:: Dataset
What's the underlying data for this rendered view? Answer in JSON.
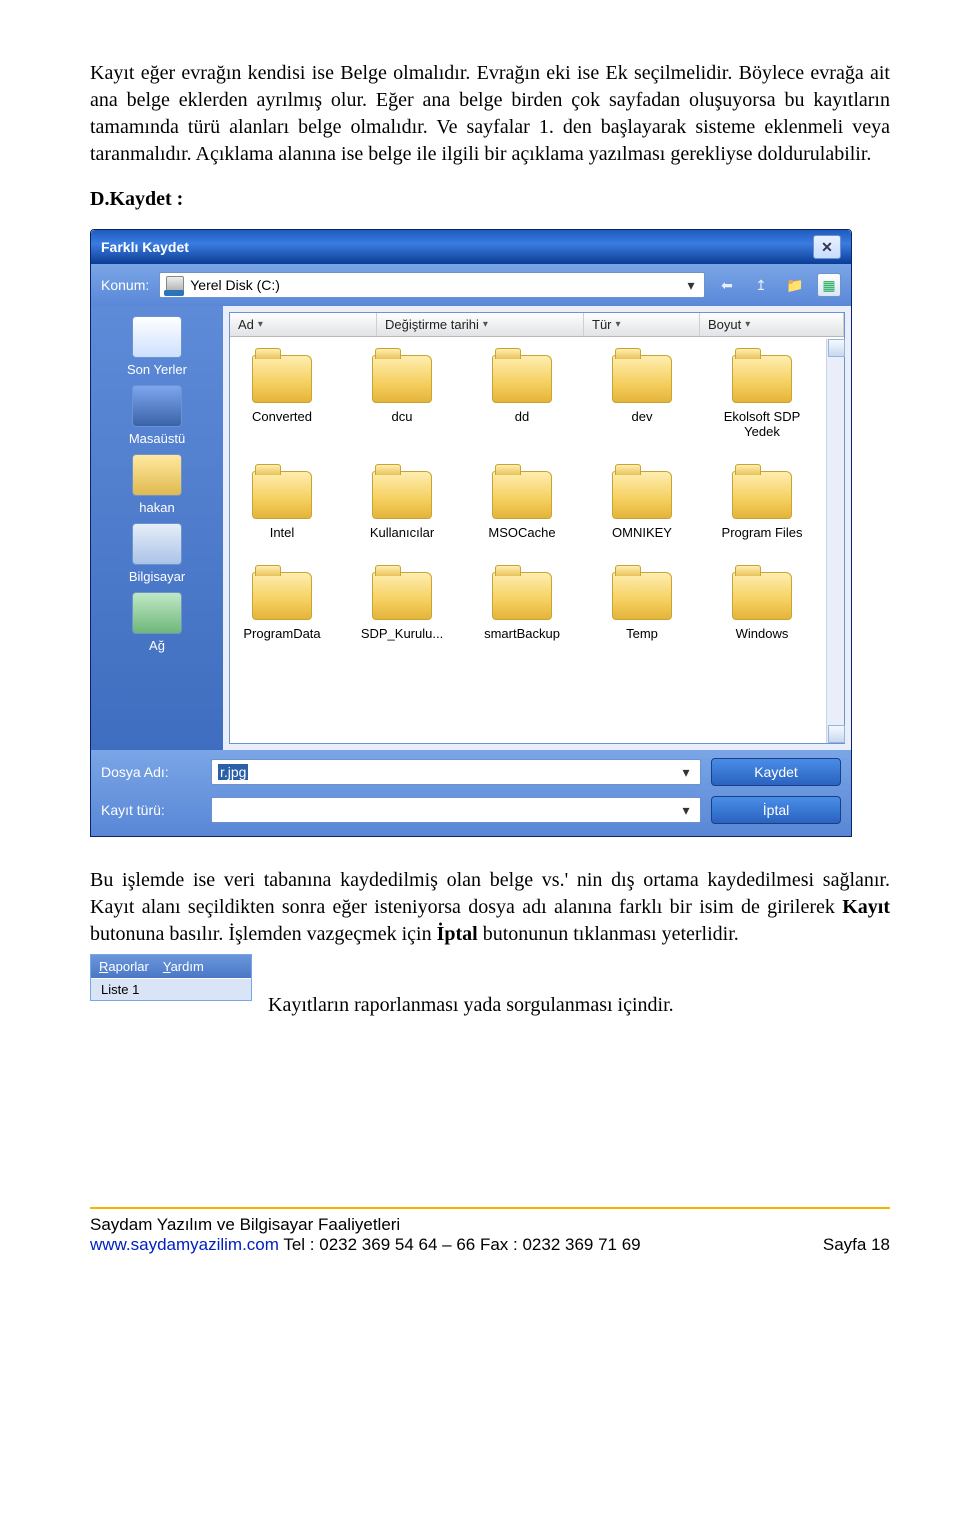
::::
:: Dataset
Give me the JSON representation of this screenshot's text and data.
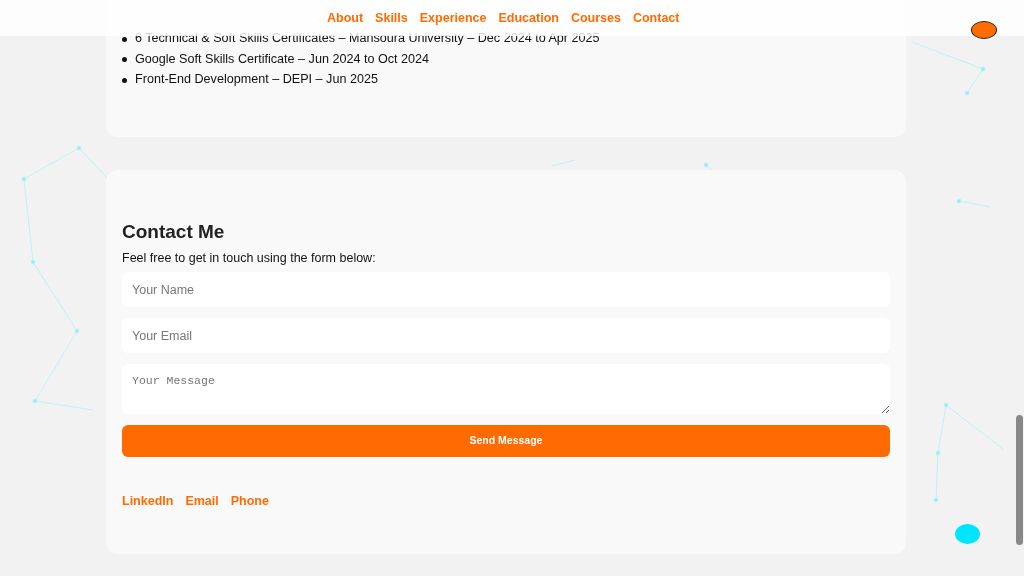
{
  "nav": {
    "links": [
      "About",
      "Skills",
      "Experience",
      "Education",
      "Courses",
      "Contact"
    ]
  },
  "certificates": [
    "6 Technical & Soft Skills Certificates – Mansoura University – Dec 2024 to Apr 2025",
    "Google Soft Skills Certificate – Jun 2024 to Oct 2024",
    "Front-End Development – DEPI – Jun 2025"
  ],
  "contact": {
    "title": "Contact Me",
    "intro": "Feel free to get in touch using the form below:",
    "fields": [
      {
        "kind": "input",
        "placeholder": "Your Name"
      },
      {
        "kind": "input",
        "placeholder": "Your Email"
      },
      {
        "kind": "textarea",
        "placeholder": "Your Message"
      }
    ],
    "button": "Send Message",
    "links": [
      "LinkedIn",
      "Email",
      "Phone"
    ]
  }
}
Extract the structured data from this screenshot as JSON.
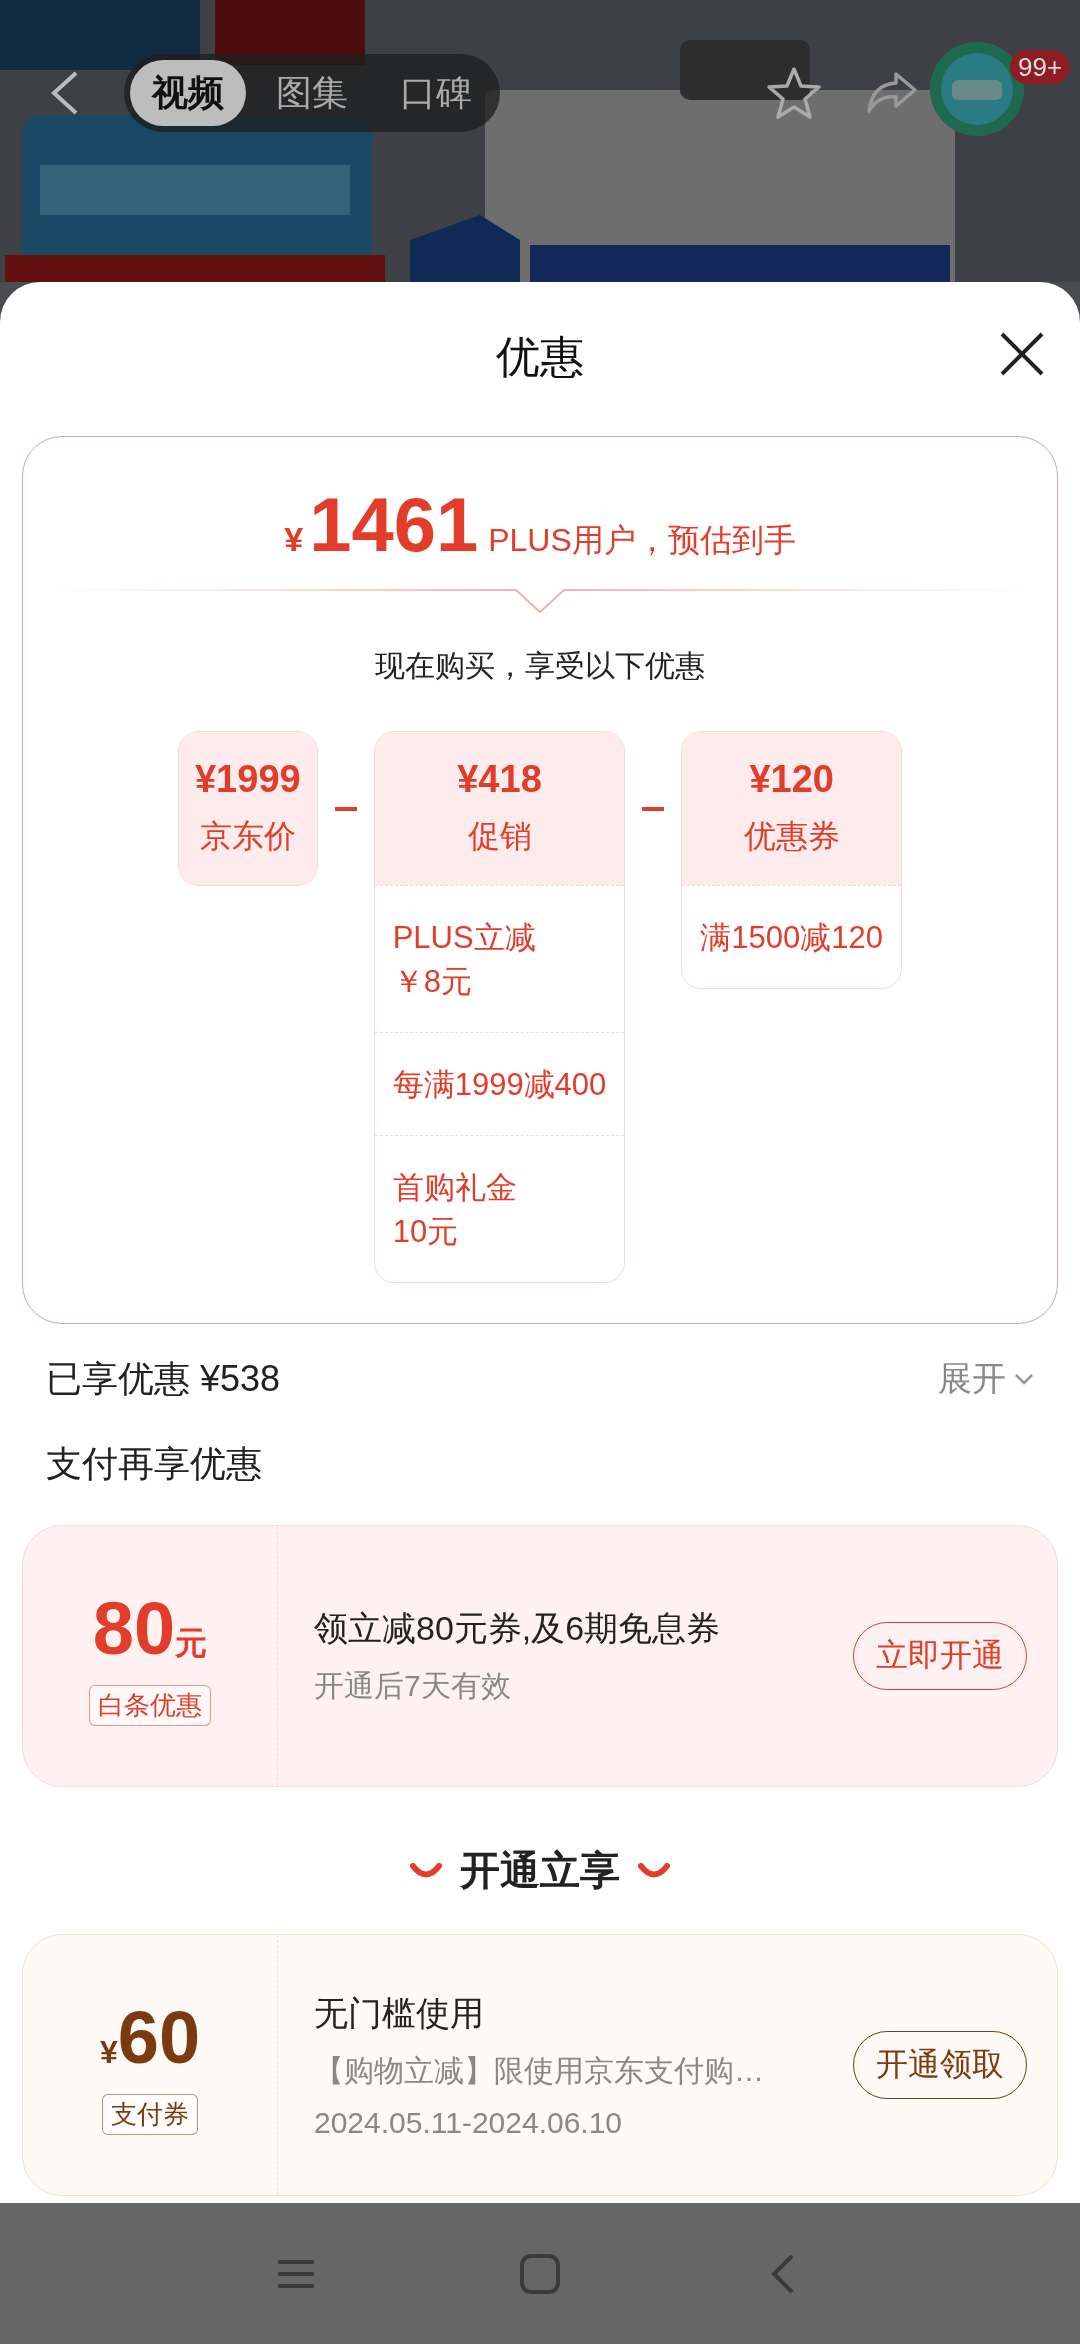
::::
:: Dataset
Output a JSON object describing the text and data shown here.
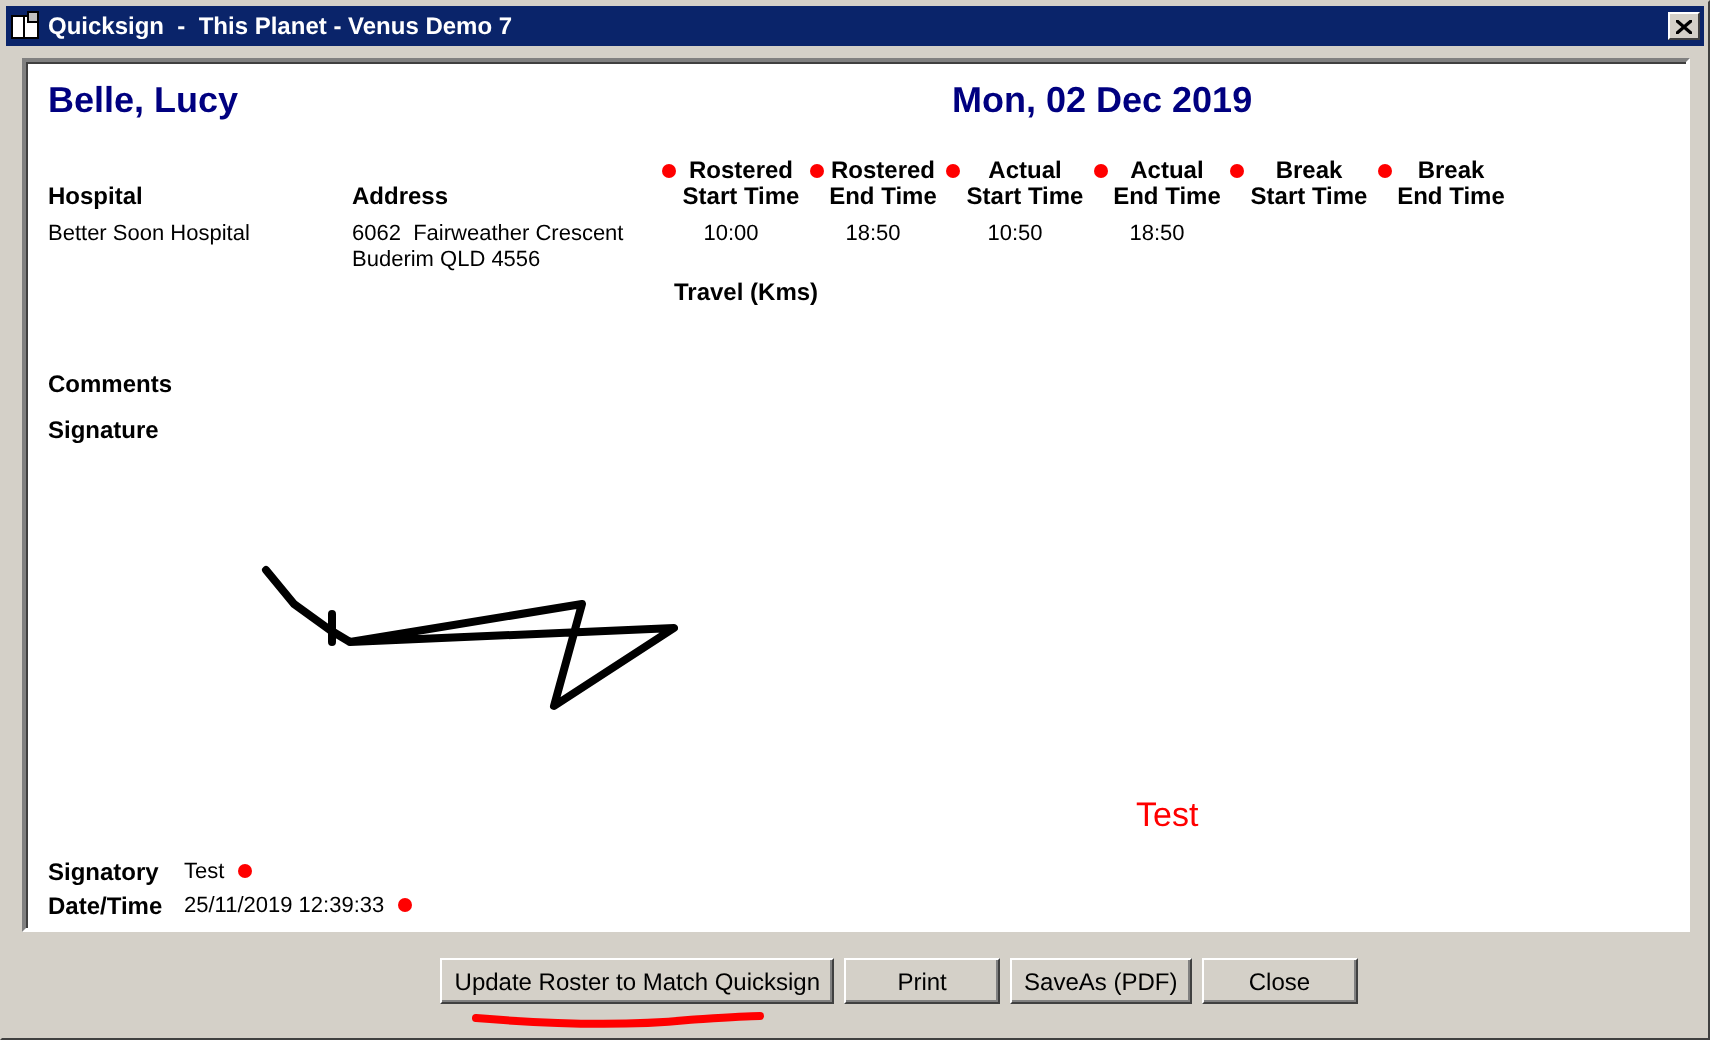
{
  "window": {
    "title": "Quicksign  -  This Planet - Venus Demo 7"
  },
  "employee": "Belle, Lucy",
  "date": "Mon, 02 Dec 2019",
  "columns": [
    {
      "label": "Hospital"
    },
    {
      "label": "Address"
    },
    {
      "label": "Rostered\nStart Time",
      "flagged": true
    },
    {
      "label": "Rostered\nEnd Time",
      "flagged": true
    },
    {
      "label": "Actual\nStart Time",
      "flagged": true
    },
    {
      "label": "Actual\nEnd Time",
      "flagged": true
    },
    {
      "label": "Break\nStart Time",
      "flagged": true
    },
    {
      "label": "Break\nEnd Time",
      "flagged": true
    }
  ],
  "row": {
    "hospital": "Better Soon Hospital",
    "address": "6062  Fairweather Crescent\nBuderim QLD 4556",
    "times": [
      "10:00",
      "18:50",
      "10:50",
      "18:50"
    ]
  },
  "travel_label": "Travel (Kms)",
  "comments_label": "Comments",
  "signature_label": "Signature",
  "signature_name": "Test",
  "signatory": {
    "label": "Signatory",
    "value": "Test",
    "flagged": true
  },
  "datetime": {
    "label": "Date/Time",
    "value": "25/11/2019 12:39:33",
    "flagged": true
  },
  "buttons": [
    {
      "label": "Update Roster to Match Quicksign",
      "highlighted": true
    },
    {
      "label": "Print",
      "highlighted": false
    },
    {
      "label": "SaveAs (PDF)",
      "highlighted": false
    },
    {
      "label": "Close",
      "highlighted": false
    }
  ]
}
::::
What is being asked
Repeat exactly the lines above, from the line that contains "Give me the" down through the line that contains "Extract the structured". Include both of those lines and none of the pictures.

Exercise solution
Give me the JSON representation of this screenshot's text and data.
{
  "nav": {
    "links": [
      "About",
      "Skills",
      "Experience",
      "Education",
      "Courses",
      "Contact"
    ]
  },
  "certificates": [
    "6 Technical & Soft Skills Certificates – Mansoura University – Dec 2024 to Apr 2025",
    "Google Soft Skills Certificate – Jun 2024 to Oct 2024",
    "Front-End Development – DEPI – Jun 2025"
  ],
  "contact": {
    "title": "Contact Me",
    "intro": "Feel free to get in touch using the form below:",
    "fields": [
      {
        "kind": "input",
        "placeholder": "Your Name"
      },
      {
        "kind": "input",
        "placeholder": "Your Email"
      },
      {
        "kind": "textarea",
        "placeholder": "Your Message"
      }
    ],
    "button": "Send Message",
    "links": [
      "LinkedIn",
      "Email",
      "Phone"
    ]
  }
}
Extract the structured data from this screenshot as JSON.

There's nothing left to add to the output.